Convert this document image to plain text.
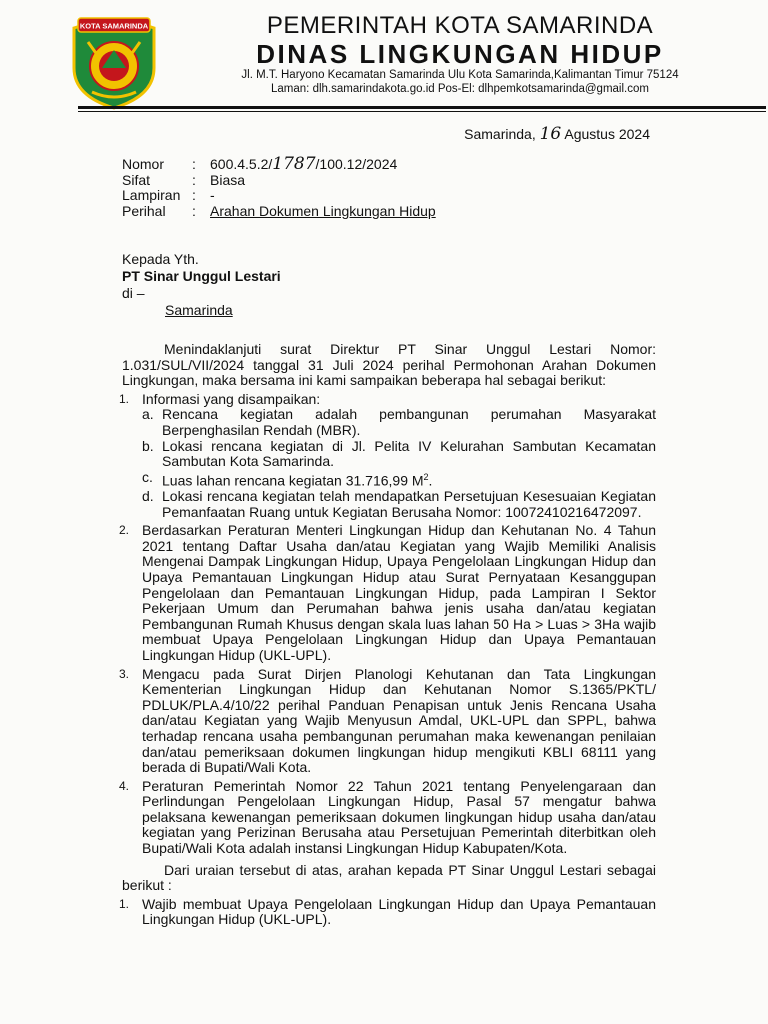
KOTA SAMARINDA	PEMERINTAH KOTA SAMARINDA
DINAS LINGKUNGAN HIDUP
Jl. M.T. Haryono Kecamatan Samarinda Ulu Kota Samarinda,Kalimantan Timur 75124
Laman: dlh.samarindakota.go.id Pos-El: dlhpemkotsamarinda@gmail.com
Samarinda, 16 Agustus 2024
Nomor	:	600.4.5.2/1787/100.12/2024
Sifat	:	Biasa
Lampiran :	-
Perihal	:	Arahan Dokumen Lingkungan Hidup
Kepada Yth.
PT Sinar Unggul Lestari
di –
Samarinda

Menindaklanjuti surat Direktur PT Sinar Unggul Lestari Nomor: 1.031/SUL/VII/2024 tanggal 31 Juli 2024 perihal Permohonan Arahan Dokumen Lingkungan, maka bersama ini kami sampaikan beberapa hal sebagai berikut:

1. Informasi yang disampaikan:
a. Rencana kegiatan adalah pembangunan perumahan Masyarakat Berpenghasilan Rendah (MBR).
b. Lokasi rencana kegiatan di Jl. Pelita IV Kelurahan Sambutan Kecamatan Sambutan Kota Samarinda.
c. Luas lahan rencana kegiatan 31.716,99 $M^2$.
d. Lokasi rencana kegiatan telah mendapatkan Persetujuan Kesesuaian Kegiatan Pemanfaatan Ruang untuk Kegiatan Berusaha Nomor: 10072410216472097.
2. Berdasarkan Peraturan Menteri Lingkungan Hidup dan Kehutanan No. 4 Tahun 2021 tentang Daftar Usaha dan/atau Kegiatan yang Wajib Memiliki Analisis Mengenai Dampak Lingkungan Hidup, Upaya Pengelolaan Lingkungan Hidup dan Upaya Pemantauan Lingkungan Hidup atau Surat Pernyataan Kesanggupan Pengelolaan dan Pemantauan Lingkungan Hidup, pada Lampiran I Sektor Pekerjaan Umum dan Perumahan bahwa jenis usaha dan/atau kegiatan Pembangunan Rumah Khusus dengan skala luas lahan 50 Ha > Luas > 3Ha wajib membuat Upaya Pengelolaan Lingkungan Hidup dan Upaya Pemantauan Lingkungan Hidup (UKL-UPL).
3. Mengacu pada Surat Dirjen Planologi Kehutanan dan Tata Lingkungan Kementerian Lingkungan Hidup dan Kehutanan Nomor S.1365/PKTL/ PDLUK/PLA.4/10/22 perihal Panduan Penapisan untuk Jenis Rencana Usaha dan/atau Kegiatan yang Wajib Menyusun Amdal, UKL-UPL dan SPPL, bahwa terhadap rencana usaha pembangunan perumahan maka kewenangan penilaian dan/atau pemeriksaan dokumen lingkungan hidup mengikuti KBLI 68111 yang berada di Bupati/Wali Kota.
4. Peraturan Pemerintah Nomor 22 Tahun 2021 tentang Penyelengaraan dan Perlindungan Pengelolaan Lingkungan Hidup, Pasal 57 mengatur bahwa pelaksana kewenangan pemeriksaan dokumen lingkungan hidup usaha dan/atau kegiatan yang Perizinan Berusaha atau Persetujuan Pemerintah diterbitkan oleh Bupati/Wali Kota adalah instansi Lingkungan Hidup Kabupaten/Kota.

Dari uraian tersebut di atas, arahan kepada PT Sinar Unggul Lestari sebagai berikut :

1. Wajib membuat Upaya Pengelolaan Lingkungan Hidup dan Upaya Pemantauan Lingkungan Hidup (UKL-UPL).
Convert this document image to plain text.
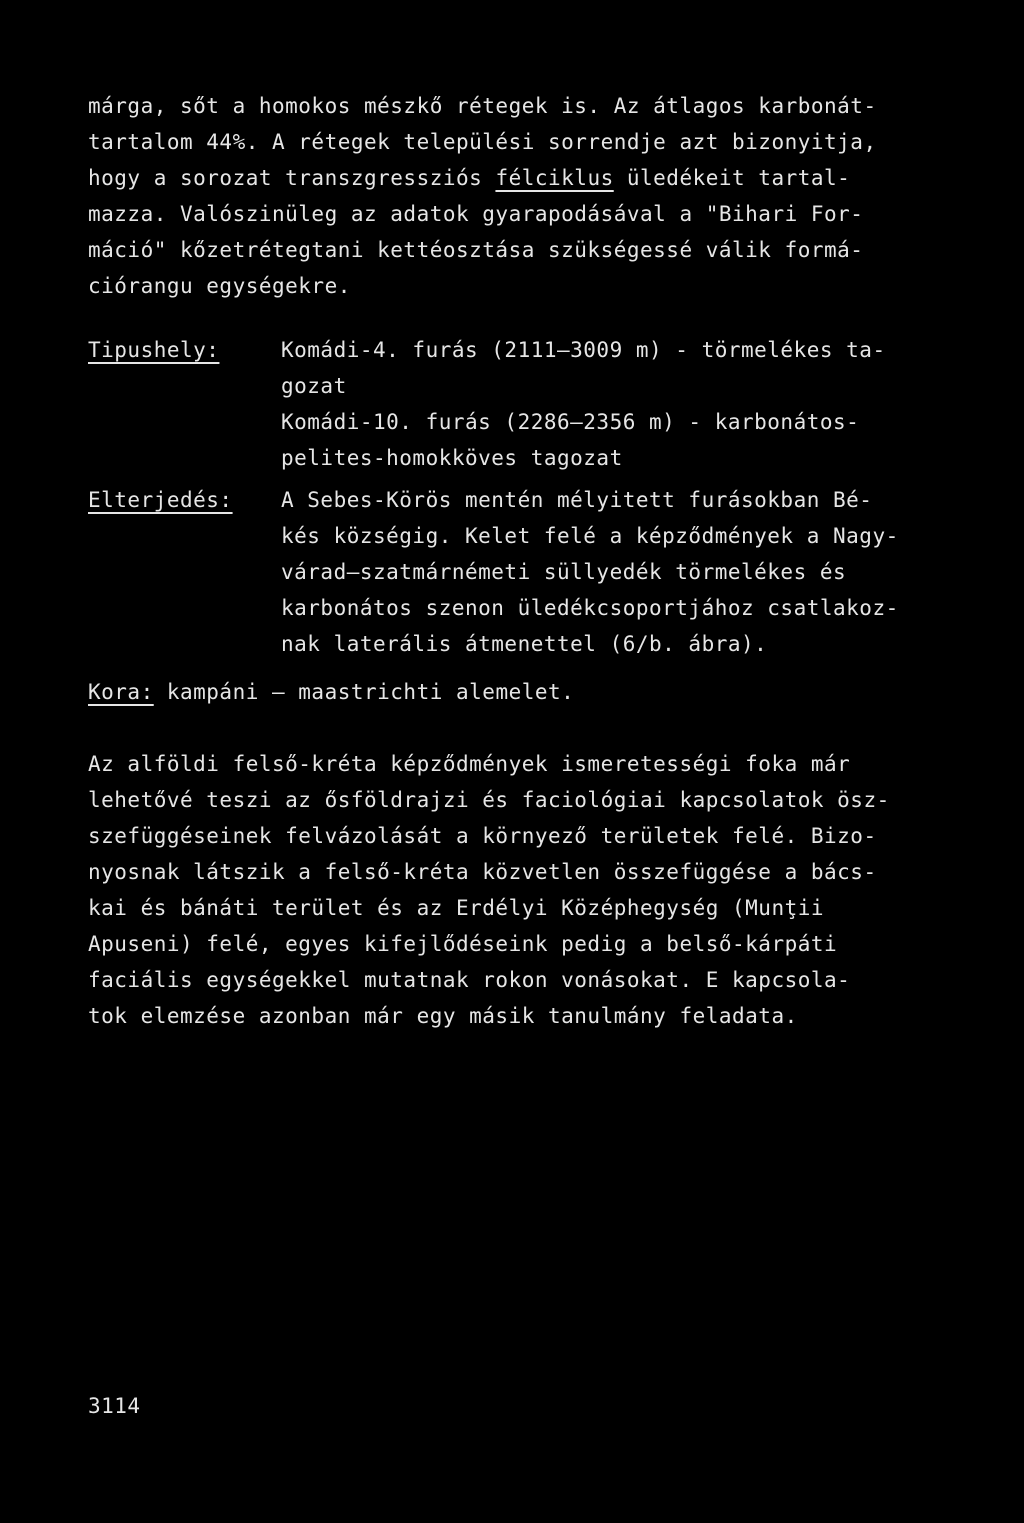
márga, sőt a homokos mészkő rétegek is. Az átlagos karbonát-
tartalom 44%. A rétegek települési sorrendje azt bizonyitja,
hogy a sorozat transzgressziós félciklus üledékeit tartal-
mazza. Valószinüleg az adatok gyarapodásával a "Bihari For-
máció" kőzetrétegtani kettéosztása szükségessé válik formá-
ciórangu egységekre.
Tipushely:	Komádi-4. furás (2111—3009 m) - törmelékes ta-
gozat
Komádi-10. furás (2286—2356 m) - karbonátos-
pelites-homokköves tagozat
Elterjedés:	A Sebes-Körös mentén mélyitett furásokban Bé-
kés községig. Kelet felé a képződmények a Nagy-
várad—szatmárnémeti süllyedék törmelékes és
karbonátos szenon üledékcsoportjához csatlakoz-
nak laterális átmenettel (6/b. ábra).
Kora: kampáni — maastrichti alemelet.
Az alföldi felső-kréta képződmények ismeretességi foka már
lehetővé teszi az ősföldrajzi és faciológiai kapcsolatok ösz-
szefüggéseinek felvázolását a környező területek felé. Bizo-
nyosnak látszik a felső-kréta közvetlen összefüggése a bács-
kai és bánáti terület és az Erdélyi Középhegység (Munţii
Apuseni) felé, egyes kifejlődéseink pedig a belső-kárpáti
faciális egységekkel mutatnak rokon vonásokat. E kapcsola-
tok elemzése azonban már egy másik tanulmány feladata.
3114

------------------------------

[WHAT YOU SHOULD DO] Output the full set of records above without changing a word, and drop the images.

[SOLUTION TO THIS TASK]
Convert this document image to plain text.
KOTA SAMARINDA	PEMERINTAH KOTA SAMARINDA
DINAS LINGKUNGAN HIDUP
Jl. M.T. Haryono Kecamatan Samarinda Ulu Kota Samarinda,Kalimantan Timur 75124
Laman: dlh.samarindakota.go.id Pos-El: dlhpemkotsamarinda@gmail.com
Samarinda, 16 Agustus 2024
Nomor	:	600.4.5.2/1787/100.12/2024
Sifat	:	Biasa
Lampiran :	-
Perihal	:	Arahan Dokumen Lingkungan Hidup
Kepada Yth.
PT Sinar Unggul Lestari
di –
Samarinda

Menindaklanjuti surat Direktur PT Sinar Unggul Lestari Nomor: 1.031/SUL/VII/2024 tanggal 31 Juli 2024 perihal Permohonan Arahan Dokumen Lingkungan, maka bersama ini kami sampaikan beberapa hal sebagai berikut:

1. Informasi yang disampaikan:
a. Rencana kegiatan adalah pembangunan perumahan Masyarakat Berpenghasilan Rendah (MBR).
b. Lokasi rencana kegiatan di Jl. Pelita IV Kelurahan Sambutan Kecamatan Sambutan Kota Samarinda.
c. Luas lahan rencana kegiatan 31.716,99 $M^2$.
d. Lokasi rencana kegiatan telah mendapatkan Persetujuan Kesesuaian Kegiatan Pemanfaatan Ruang untuk Kegiatan Berusaha Nomor: 10072410216472097.
2. Berdasarkan Peraturan Menteri Lingkungan Hidup dan Kehutanan No. 4 Tahun 2021 tentang Daftar Usaha dan/atau Kegiatan yang Wajib Memiliki Analisis Mengenai Dampak Lingkungan Hidup, Upaya Pengelolaan Lingkungan Hidup dan Upaya Pemantauan Lingkungan Hidup atau Surat Pernyataan Kesanggupan Pengelolaan dan Pemantauan Lingkungan Hidup, pada Lampiran I Sektor Pekerjaan Umum dan Perumahan bahwa jenis usaha dan/atau kegiatan Pembangunan Rumah Khusus dengan skala luas lahan 50 Ha > Luas > 3Ha wajib membuat Upaya Pengelolaan Lingkungan Hidup dan Upaya Pemantauan Lingkungan Hidup (UKL-UPL).
3. Mengacu pada Surat Dirjen Planologi Kehutanan dan Tata Lingkungan Kementerian Lingkungan Hidup dan Kehutanan Nomor S.1365/PKTL/ PDLUK/PLA.4/10/22 perihal Panduan Penapisan untuk Jenis Rencana Usaha dan/atau Kegiatan yang Wajib Menyusun Amdal, UKL-UPL dan SPPL, bahwa terhadap rencana usaha pembangunan perumahan maka kewenangan penilaian dan/atau pemeriksaan dokumen lingkungan hidup mengikuti KBLI 68111 yang berada di Bupati/Wali Kota.
4. Peraturan Pemerintah Nomor 22 Tahun 2021 tentang Penyelengaraan dan Perlindungan Pengelolaan Lingkungan Hidup, Pasal 57 mengatur bahwa pelaksana kewenangan pemeriksaan dokumen lingkungan hidup usaha dan/atau kegiatan yang Perizinan Berusaha atau Persetujuan Pemerintah diterbitkan oleh Bupati/Wali Kota adalah instansi Lingkungan Hidup Kabupaten/Kota.

Dari uraian tersebut di atas, arahan kepada PT Sinar Unggul Lestari sebagai berikut :

1. Wajib membuat Upaya Pengelolaan Lingkungan Hidup dan Upaya Pemantauan Lingkungan Hidup (UKL-UPL).
Convert this document image to plain text.
márga, sőt a homokos mészkő rétegek is. Az átlagos karbonát-
tartalom 44%. A rétegek települési sorrendje azt bizonyitja,
hogy a sorozat transzgressziós félciklus üledékeit tartal-
mazza. Valószinüleg az adatok gyarapodásával a "Bihari For-
máció" kőzetrétegtani kettéosztása szükségessé válik formá-
ciórangu egységekre.
Tipushely:	Komádi-4. furás (2111—3009 m) - törmelékes ta-
gozat
Komádi-10. furás (2286—2356 m) - karbonátos-
pelites-homokköves tagozat
Elterjedés:	A Sebes-Körös mentén mélyitett furásokban Bé-
kés községig. Kelet felé a képződmények a Nagy-
várad—szatmárnémeti süllyedék törmelékes és
karbonátos szenon üledékcsoportjához csatlakoz-
nak laterális átmenettel (6/b. ábra).
Kora: kampáni — maastrichti alemelet.
Az alföldi felső-kréta képződmények ismeretességi foka már
lehetővé teszi az ősföldrajzi és faciológiai kapcsolatok ösz-
szefüggéseinek felvázolását a környező területek felé. Bizo-
nyosnak látszik a felső-kréta közvetlen összefüggése a bács-
kai és bánáti terület és az Erdélyi Középhegység (Munţii
Apuseni) felé, egyes kifejlődéseink pedig a belső-kárpáti
faciális egységekkel mutatnak rokon vonásokat. E kapcsola-
tok elemzése azonban már egy másik tanulmány feladata.
3114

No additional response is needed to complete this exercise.